- [TASK DETAILS] Transcribe the listing below word for word.

>>>>

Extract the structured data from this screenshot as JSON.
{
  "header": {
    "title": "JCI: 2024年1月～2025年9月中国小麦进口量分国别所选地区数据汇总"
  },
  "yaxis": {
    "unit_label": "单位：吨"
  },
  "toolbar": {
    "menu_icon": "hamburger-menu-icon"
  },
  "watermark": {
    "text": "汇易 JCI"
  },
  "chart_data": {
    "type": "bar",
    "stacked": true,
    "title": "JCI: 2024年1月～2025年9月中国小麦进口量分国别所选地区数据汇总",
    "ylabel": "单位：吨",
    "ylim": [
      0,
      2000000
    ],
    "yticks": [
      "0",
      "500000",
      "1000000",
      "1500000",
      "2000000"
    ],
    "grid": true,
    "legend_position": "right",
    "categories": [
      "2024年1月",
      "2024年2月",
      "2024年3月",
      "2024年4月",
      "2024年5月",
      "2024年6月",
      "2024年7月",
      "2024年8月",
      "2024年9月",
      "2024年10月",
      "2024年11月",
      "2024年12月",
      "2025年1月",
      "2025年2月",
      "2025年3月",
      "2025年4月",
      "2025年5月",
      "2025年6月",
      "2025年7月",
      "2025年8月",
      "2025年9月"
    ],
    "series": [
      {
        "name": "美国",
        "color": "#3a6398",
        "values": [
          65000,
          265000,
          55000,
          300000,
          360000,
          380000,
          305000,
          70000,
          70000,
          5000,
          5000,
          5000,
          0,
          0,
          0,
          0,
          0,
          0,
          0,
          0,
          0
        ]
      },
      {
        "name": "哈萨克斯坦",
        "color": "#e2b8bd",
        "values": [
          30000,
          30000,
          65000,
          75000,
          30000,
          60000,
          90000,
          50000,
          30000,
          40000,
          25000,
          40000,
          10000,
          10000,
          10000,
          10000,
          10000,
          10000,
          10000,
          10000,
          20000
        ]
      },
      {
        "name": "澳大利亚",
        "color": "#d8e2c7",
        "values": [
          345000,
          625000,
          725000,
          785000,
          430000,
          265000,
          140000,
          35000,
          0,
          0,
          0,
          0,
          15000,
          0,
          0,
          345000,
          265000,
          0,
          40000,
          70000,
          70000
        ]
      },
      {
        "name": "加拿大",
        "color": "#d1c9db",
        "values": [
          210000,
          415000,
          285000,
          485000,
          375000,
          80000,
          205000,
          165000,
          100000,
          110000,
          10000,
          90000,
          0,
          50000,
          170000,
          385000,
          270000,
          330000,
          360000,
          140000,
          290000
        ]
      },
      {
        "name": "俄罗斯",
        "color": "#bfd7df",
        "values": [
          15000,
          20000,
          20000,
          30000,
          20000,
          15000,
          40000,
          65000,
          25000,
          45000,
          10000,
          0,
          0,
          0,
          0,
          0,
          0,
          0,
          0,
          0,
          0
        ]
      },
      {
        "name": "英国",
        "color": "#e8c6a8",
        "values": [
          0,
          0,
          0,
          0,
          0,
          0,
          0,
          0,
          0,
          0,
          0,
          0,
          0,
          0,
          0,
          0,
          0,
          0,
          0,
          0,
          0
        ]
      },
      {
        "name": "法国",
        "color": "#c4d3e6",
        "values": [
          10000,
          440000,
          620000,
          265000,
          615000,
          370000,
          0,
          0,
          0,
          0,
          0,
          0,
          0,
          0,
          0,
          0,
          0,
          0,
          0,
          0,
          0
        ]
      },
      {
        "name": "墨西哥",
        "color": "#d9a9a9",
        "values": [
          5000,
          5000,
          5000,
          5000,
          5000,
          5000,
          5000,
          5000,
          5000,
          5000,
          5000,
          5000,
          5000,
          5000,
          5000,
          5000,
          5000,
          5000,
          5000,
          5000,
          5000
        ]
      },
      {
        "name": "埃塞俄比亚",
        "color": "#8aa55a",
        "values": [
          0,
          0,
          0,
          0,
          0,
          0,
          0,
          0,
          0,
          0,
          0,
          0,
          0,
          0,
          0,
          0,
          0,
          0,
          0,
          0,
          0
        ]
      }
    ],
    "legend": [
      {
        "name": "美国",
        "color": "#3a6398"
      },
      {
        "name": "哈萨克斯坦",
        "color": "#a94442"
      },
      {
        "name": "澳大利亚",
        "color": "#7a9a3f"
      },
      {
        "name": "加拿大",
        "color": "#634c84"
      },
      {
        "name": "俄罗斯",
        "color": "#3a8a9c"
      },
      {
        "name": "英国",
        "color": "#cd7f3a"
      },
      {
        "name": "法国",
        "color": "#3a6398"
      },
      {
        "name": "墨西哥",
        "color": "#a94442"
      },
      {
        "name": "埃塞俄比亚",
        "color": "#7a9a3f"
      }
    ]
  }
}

<<<<

- [FULL ANSWER]
Extract the structured data from this screenshot as JSON.
{
  "header": {
    "title": "JCI: 2024年1月～2025年9月中国小麦进口量分国别所选地区数据汇总"
  },
  "yaxis": {
    "unit_label": "单位：吨"
  },
  "toolbar": {
    "menu_icon": "hamburger-menu-icon"
  },
  "watermark": {
    "text": "汇易 JCI"
  },
  "chart_data": {
    "type": "bar",
    "stacked": true,
    "title": "JCI: 2024年1月～2025年9月中国小麦进口量分国别所选地区数据汇总",
    "ylabel": "单位：吨",
    "ylim": [
      0,
      2000000
    ],
    "yticks": [
      "0",
      "500000",
      "1000000",
      "1500000",
      "2000000"
    ],
    "grid": true,
    "legend_position": "right",
    "categories": [
      "2024年1月",
      "2024年2月",
      "2024年3月",
      "2024年4月",
      "2024年5月",
      "2024年6月",
      "2024年7月",
      "2024年8月",
      "2024年9月",
      "2024年10月",
      "2024年11月",
      "2024年12月",
      "2025年1月",
      "2025年2月",
      "2025年3月",
      "2025年4月",
      "2025年5月",
      "2025年6月",
      "2025年7月",
      "2025年8月",
      "2025年9月"
    ],
    "series": [
      {
        "name": "美国",
        "color": "#3a6398",
        "values": [
          65000,
          265000,
          55000,
          300000,
          360000,
          380000,
          305000,
          70000,
          70000,
          5000,
          5000,
          5000,
          0,
          0,
          0,
          0,
          0,
          0,
          0,
          0,
          0
        ]
      },
      {
        "name": "哈萨克斯坦",
        "color": "#e2b8bd",
        "values": [
          30000,
          30000,
          65000,
          75000,
          30000,
          60000,
          90000,
          50000,
          30000,
          40000,
          25000,
          40000,
          10000,
          10000,
          10000,
          10000,
          10000,
          10000,
          10000,
          10000,
          20000
        ]
      },
      {
        "name": "澳大利亚",
        "color": "#d8e2c7",
        "values": [
          345000,
          625000,
          725000,
          785000,
          430000,
          265000,
          140000,
          35000,
          0,
          0,
          0,
          0,
          15000,
          0,
          0,
          345000,
          265000,
          0,
          40000,
          70000,
          70000
        ]
      },
      {
        "name": "加拿大",
        "color": "#d1c9db",
        "values": [
          210000,
          415000,
          285000,
          485000,
          375000,
          80000,
          205000,
          165000,
          100000,
          110000,
          10000,
          90000,
          0,
          50000,
          170000,
          385000,
          270000,
          330000,
          360000,
          140000,
          290000
        ]
      },
      {
        "name": "俄罗斯",
        "color": "#bfd7df",
        "values": [
          15000,
          20000,
          20000,
          30000,
          20000,
          15000,
          40000,
          65000,
          25000,
          45000,
          10000,
          0,
          0,
          0,
          0,
          0,
          0,
          0,
          0,
          0,
          0
        ]
      },
      {
        "name": "英国",
        "color": "#e8c6a8",
        "values": [
          0,
          0,
          0,
          0,
          0,
          0,
          0,
          0,
          0,
          0,
          0,
          0,
          0,
          0,
          0,
          0,
          0,
          0,
          0,
          0,
          0
        ]
      },
      {
        "name": "法国",
        "color": "#c4d3e6",
        "values": [
          10000,
          440000,
          620000,
          265000,
          615000,
          370000,
          0,
          0,
          0,
          0,
          0,
          0,
          0,
          0,
          0,
          0,
          0,
          0,
          0,
          0,
          0
        ]
      },
      {
        "name": "墨西哥",
        "color": "#d9a9a9",
        "values": [
          5000,
          5000,
          5000,
          5000,
          5000,
          5000,
          5000,
          5000,
          5000,
          5000,
          5000,
          5000,
          5000,
          5000,
          5000,
          5000,
          5000,
          5000,
          5000,
          5000,
          5000
        ]
      },
      {
        "name": "埃塞俄比亚",
        "color": "#8aa55a",
        "values": [
          0,
          0,
          0,
          0,
          0,
          0,
          0,
          0,
          0,
          0,
          0,
          0,
          0,
          0,
          0,
          0,
          0,
          0,
          0,
          0,
          0
        ]
      }
    ],
    "legend": [
      {
        "name": "美国",
        "color": "#3a6398"
      },
      {
        "name": "哈萨克斯坦",
        "color": "#a94442"
      },
      {
        "name": "澳大利亚",
        "color": "#7a9a3f"
      },
      {
        "name": "加拿大",
        "color": "#634c84"
      },
      {
        "name": "俄罗斯",
        "color": "#3a8a9c"
      },
      {
        "name": "英国",
        "color": "#cd7f3a"
      },
      {
        "name": "法国",
        "color": "#3a6398"
      },
      {
        "name": "墨西哥",
        "color": "#a94442"
      },
      {
        "name": "埃塞俄比亚",
        "color": "#7a9a3f"
      }
    ]
  }
}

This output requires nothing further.